TASK TO COMPLETE
Select each line where the word "дороги" appears.

[start DATASET EXTRACT]

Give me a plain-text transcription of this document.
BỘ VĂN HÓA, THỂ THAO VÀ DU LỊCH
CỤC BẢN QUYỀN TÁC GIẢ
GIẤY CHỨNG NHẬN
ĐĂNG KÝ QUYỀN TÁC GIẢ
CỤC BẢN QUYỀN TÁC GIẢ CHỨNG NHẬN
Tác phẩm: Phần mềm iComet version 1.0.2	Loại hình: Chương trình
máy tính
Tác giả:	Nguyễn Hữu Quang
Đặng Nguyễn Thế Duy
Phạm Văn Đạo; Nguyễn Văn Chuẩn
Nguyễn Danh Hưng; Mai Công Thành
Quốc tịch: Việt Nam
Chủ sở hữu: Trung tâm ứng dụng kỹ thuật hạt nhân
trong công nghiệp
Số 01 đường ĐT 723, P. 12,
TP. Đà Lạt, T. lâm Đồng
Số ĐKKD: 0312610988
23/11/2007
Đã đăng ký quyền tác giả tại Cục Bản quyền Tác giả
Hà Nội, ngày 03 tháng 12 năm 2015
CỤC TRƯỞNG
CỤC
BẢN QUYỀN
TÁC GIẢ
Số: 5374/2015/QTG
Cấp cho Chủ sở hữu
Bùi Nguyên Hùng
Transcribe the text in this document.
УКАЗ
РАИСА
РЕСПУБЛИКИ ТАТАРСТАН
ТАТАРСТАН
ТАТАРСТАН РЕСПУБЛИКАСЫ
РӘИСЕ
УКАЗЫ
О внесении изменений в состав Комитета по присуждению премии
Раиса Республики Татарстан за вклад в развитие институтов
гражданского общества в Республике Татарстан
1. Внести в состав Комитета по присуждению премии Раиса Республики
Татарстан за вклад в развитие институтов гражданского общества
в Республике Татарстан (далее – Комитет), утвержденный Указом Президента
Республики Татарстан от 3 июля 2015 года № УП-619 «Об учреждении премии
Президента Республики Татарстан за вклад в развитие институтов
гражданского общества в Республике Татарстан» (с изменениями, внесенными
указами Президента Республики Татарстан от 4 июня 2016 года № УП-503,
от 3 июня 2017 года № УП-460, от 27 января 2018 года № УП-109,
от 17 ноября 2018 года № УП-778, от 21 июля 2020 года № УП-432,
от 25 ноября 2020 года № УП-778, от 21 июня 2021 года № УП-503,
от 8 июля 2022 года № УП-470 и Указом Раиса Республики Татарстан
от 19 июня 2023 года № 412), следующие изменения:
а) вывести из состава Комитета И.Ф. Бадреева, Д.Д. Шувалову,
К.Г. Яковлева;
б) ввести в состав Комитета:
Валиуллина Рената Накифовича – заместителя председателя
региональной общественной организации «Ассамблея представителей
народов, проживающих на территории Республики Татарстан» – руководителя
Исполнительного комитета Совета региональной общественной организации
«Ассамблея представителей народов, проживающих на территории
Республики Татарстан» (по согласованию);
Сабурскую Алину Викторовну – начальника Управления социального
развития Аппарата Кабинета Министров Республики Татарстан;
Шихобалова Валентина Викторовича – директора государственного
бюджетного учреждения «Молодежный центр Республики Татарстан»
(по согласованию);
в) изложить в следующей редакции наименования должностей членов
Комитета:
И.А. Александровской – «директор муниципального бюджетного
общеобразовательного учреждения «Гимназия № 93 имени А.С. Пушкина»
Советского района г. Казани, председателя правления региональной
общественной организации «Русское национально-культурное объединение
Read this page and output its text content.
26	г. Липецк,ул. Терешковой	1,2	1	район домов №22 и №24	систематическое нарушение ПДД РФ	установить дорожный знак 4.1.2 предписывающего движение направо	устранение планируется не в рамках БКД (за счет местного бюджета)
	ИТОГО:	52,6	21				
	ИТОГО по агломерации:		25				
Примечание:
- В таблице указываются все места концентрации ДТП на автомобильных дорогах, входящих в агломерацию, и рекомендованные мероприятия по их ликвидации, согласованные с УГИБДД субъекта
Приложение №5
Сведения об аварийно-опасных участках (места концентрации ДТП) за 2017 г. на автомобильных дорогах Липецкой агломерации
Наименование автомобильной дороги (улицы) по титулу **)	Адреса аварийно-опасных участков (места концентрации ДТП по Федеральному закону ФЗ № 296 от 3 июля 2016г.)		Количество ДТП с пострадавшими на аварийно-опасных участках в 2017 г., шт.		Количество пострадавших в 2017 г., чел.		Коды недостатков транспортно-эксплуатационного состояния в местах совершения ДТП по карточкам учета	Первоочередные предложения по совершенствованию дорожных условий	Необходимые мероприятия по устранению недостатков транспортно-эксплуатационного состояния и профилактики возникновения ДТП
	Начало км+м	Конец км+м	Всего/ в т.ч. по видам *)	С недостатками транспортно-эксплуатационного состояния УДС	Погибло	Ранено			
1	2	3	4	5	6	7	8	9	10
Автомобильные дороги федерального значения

[end DATASET EXTRACT]

THE RESPONSE
Наименование автомобильной дороги (улицы) по титулу **)	Адреса аварийно-опасных участков (места концентрации ДТП по Федеральному закону ФЗ № 296 от 3 июля 2016г.)		Количество ДТП с пострадавшими на аварийно-опасных участках в 2017 г., шт.		Количество пострадавших в 2017 г., чел.		Коды недостатков транспортно-эксплуатационного состояния в местах совершения ДТП по карточкам учета	Первоочередные предложения по совершенствованию дорожных условий	Необходимые мероприятия по устранению недостатков транспортно-эксплуатационного состояния и профилактики возникновения ДТП
Автомобильные дороги федерального значения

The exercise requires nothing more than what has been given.